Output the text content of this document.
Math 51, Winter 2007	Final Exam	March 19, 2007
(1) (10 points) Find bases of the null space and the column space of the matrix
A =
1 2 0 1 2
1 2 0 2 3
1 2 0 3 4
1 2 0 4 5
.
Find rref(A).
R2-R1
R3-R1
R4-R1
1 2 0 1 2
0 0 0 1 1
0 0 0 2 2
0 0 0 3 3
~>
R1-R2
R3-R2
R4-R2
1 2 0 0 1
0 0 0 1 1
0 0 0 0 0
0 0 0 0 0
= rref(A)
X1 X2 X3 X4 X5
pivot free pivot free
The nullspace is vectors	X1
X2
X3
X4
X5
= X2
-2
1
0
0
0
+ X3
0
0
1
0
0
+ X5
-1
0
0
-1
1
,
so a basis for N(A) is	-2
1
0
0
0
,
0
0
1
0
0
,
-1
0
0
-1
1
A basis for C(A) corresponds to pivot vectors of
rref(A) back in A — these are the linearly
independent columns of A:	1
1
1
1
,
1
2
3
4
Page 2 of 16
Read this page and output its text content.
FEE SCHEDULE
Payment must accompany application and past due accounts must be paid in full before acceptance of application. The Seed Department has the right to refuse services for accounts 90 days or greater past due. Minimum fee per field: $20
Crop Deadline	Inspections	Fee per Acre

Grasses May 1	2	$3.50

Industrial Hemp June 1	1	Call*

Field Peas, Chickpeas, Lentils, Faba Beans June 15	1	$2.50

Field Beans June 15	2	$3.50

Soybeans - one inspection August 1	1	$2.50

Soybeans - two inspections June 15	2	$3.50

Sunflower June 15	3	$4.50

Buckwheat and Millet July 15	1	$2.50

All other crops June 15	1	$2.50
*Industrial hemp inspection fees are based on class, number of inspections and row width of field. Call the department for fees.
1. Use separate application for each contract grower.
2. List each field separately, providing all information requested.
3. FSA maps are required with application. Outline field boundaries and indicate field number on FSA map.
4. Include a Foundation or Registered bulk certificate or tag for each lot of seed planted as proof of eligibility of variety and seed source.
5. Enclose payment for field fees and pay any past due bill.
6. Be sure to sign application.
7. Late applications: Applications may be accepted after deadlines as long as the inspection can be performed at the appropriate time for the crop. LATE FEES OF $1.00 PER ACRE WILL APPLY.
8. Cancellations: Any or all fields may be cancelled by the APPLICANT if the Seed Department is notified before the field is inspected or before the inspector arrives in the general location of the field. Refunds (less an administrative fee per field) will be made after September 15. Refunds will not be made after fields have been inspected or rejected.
○ ○ ○ ○ ○
▸ **Problem statement**: From the material above, gather all lines that include the string "Find" and copy them.

▸ **Result**:
(1) (10 points) Find bases of the null space and the column space of the matrix
Find rref(A).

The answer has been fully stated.